[Start of RECORDS SHOWN]
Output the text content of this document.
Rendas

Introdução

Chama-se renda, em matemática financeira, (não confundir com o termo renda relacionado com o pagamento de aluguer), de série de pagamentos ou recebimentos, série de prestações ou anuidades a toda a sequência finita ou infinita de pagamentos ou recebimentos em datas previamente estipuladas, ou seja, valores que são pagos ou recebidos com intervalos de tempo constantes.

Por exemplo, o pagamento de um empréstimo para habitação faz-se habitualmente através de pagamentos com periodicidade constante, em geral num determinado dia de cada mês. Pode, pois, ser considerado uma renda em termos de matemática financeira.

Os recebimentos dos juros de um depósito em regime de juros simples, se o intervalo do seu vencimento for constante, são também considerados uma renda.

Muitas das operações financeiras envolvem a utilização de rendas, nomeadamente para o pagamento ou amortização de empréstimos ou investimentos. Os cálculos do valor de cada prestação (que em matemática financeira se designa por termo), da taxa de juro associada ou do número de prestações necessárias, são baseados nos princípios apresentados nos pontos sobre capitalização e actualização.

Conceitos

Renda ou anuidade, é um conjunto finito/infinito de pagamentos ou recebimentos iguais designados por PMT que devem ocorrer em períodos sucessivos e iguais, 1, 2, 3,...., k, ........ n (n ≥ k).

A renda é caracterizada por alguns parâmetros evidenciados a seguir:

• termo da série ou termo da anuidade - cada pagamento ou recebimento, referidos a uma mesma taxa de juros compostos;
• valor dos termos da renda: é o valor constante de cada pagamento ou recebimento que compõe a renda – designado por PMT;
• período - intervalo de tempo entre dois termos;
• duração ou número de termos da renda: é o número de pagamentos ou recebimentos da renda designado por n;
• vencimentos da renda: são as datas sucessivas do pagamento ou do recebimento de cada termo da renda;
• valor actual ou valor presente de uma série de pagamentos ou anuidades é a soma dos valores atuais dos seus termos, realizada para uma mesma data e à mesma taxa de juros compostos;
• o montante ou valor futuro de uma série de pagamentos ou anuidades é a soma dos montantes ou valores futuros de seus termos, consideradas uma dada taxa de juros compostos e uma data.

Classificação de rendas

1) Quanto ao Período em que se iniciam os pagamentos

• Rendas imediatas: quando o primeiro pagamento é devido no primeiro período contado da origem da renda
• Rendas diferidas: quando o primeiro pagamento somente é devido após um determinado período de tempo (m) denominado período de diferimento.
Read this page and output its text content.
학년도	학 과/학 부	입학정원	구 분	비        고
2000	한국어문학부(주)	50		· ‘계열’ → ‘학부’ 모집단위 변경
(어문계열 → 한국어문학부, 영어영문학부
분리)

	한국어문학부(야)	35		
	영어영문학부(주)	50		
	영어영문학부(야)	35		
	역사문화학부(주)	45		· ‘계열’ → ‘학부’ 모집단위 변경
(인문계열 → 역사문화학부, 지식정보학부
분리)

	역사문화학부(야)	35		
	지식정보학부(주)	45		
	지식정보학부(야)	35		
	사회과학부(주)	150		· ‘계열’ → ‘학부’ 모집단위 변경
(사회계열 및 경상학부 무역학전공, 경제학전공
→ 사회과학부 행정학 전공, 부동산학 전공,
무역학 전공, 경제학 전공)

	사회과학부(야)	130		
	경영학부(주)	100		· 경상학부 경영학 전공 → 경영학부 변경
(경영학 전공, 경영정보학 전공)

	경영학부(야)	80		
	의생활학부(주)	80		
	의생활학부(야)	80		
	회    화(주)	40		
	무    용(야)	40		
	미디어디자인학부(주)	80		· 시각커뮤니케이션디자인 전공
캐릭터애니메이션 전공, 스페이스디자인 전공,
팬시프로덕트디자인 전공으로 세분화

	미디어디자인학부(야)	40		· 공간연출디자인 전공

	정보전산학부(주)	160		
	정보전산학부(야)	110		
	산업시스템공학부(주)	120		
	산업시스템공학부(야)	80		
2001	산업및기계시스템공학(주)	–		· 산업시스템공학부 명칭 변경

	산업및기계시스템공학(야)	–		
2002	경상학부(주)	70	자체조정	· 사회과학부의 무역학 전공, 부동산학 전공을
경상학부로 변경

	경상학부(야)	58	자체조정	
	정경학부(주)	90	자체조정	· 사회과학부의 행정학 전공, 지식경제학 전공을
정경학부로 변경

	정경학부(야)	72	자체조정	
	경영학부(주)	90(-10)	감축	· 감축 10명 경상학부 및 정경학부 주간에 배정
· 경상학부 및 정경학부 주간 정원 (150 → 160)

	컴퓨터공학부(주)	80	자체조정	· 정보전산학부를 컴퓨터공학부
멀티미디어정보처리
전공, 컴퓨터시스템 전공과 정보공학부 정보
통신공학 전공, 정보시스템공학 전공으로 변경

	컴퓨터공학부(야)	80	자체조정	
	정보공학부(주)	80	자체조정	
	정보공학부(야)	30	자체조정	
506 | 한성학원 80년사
[End of RECORDS SHOWN]
PROBLEM TO WORK ON — What is the number of lines in the data above that include the word "determinado"? Answer with that number only.

PROBLEM SOLUTION — 2